■ THE REQUEST
Report back each line of the records that contains the string "Customers".

───── RECORDS SHOWN ─────

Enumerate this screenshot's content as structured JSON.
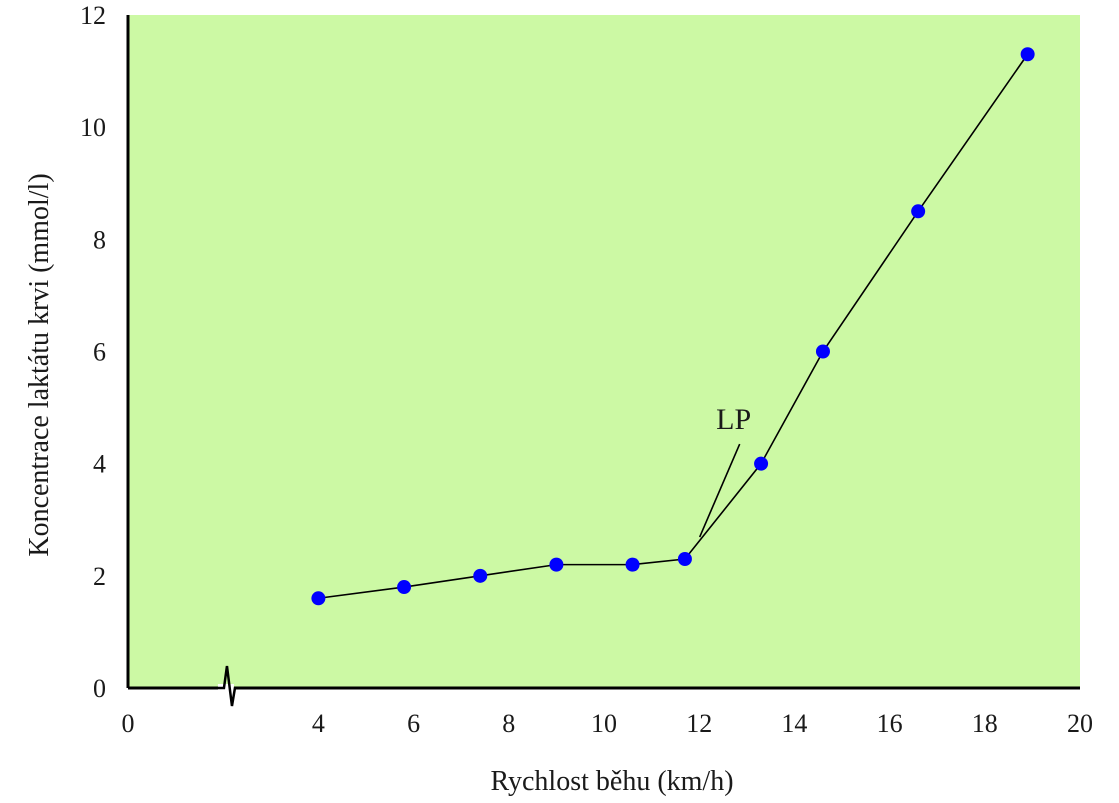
{
  "chart_data": {
    "type": "line",
    "title": "",
    "xlabel": "Rychlost běhu (km/h)",
    "ylabel": "Koncentrace laktátu krvi (mmol/l)",
    "xlim": [
      0,
      20
    ],
    "ylim": [
      0,
      12
    ],
    "x_ticks": [
      "0",
      "4",
      "6",
      "8",
      "10",
      "12",
      "14",
      "16",
      "18",
      "20"
    ],
    "y_ticks": [
      "0",
      "2",
      "4",
      "6",
      "8",
      "10",
      "12"
    ],
    "axis_break": "x",
    "plot_background": "#ccf9a4",
    "line_color": "#000000",
    "marker_color": "#0000ff",
    "grid": false,
    "series": [
      {
        "x": [
          4.0,
          5.8,
          7.4,
          9.0,
          10.6,
          11.7,
          13.3,
          14.6,
          16.6,
          18.9
        ],
        "y": [
          1.6,
          1.8,
          2.0,
          2.2,
          2.2,
          2.3,
          4.0,
          6.0,
          8.5,
          11.3
        ]
      }
    ],
    "annotations": [
      {
        "text": "LP",
        "x": 11.8,
        "y": 2.3
      }
    ]
  }
}
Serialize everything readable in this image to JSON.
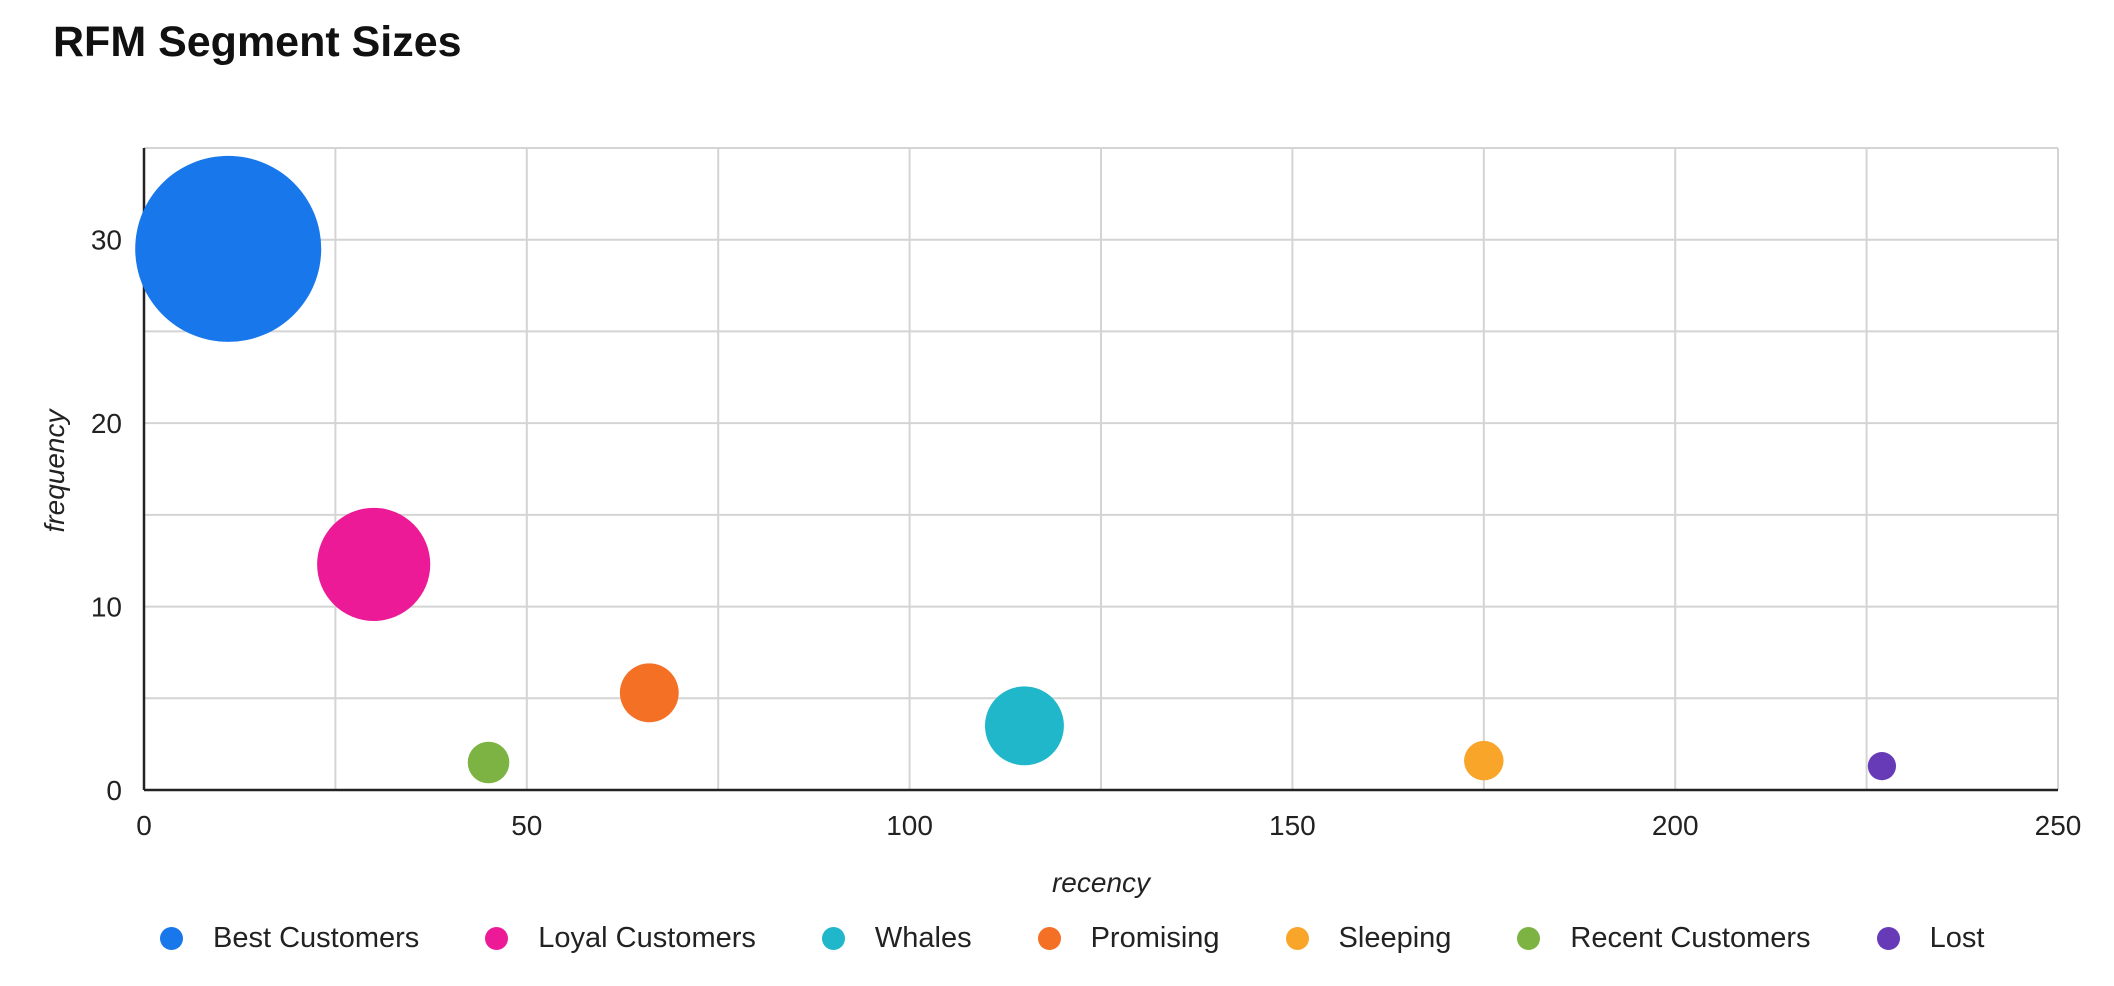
{
  "title": "RFM Segment Sizes",
  "chart_data": {
    "type": "scatter",
    "subtype": "bubble",
    "title": "RFM Segment Sizes",
    "xlabel": "recency",
    "ylabel": "frequency",
    "xlim": [
      0,
      250
    ],
    "ylim": [
      0,
      35
    ],
    "x_ticks": [
      0,
      50,
      100,
      150,
      200,
      250
    ],
    "y_ticks": [
      0,
      10,
      20,
      30
    ],
    "grid": true,
    "legend_position": "bottom",
    "series": [
      {
        "name": "Best Customers",
        "x": 11,
        "y": 29.5,
        "size": 100,
        "color": "#1877eb"
      },
      {
        "name": "Loyal Customers",
        "x": 30,
        "y": 12.3,
        "size": 37,
        "color": "#ec1a97"
      },
      {
        "name": "Whales",
        "x": 115,
        "y": 3.5,
        "size": 18,
        "color": "#1fb7c9"
      },
      {
        "name": "Promising",
        "x": 66,
        "y": 5.3,
        "size": 10,
        "color": "#f47024"
      },
      {
        "name": "Sleeping",
        "x": 175,
        "y": 1.6,
        "size": 4.5,
        "color": "#f9a52a"
      },
      {
        "name": "Recent Customers",
        "x": 45,
        "y": 1.5,
        "size": 5,
        "color": "#7cb342"
      },
      {
        "name": "Lost",
        "x": 227,
        "y": 1.3,
        "size": 2.3,
        "color": "#673ab7"
      }
    ]
  }
}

─────

■ EXERCISE SOLUTION
        "name": "Best Customers",
        "name": "Loyal Customers",
        "name": "Recent Customers",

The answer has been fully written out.